EXCERPTED RECORDS:
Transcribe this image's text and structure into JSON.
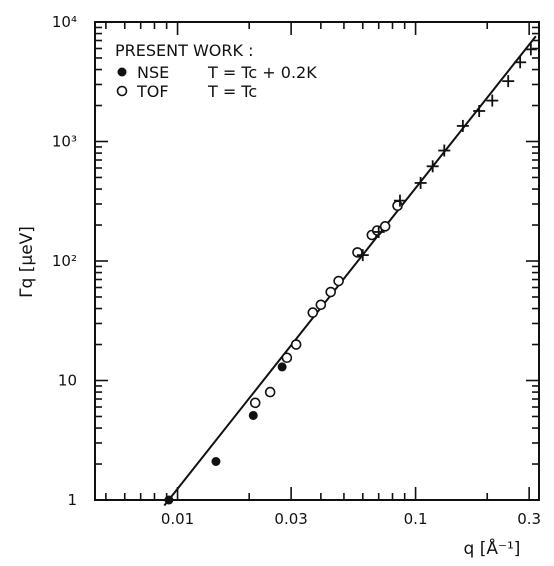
{
  "chart_data": {
    "type": "scatter",
    "title": "",
    "xlabel": "q [Å⁻¹]",
    "ylabel": "Γq [μeV]",
    "xscale": "log",
    "yscale": "log",
    "xlim": [
      0.0045,
      0.33
    ],
    "ylim": [
      1,
      10000
    ],
    "x_tick_labels": [
      {
        "value": 0.01,
        "label": "0.01"
      },
      {
        "value": 0.03,
        "label": "0.03"
      },
      {
        "value": 0.1,
        "label": "0.1"
      },
      {
        "value": 0.3,
        "label": "0.3"
      }
    ],
    "y_tick_labels": [
      {
        "value": 1,
        "label": "1"
      },
      {
        "value": 10,
        "label": "10"
      },
      {
        "value": 100,
        "label": "10²"
      },
      {
        "value": 1000,
        "label": "10³"
      },
      {
        "value": 10000,
        "label": "10⁴"
      }
    ],
    "legend": {
      "heading": "PRESENT WORK :",
      "placement": "top-left",
      "entries": [
        {
          "symbol": "filled-circle",
          "name": "NSE",
          "condition": "T = Tc + 0.2K"
        },
        {
          "symbol": "open-circle",
          "name": "TOF",
          "condition": "T = Tc"
        }
      ]
    },
    "series": [
      {
        "name": "NSE",
        "marker": "filled-circle",
        "points": [
          [
            0.0092,
            1.0
          ],
          [
            0.0145,
            2.1
          ],
          [
            0.0208,
            5.1
          ],
          [
            0.0275,
            13.0
          ]
        ]
      },
      {
        "name": "TOF",
        "marker": "open-circle",
        "points": [
          [
            0.0212,
            6.5
          ],
          [
            0.0245,
            8.0
          ],
          [
            0.0288,
            15.5
          ],
          [
            0.0315,
            20.0
          ],
          [
            0.037,
            37.0
          ],
          [
            0.04,
            43.0
          ],
          [
            0.044,
            55.0
          ],
          [
            0.0475,
            68.0
          ],
          [
            0.057,
            118.0
          ],
          [
            0.0655,
            165.0
          ],
          [
            0.069,
            180.0
          ],
          [
            0.0745,
            195.0
          ],
          [
            0.084,
            290.0
          ]
        ]
      },
      {
        "marker": "plus",
        "points": [
          [
            0.06,
            112.0
          ],
          [
            0.07,
            175.0
          ],
          [
            0.086,
            320.0
          ],
          [
            0.105,
            450.0
          ],
          [
            0.118,
            620.0
          ],
          [
            0.132,
            840.0
          ],
          [
            0.158,
            1350.0
          ],
          [
            0.185,
            1800.0
          ],
          [
            0.21,
            2200.0
          ],
          [
            0.245,
            3200.0
          ],
          [
            0.275,
            4600.0
          ],
          [
            0.305,
            5900.0
          ]
        ]
      }
    ],
    "fit_line": {
      "points": [
        [
          0.0088,
          0.9
        ],
        [
          0.32,
          7600.0
        ]
      ]
    }
  }
}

REQUEST: Scan the listing above. Gather each line that contains the word "value".

ANSWER BELOW:
        "value": 0.01,
        "value": 0.03,
        "value": 0.1,
        "value": 0.3,
        "value": 1,
        "value": 10,
        "value": 100,
        "value": 1000,
        "value": 10000,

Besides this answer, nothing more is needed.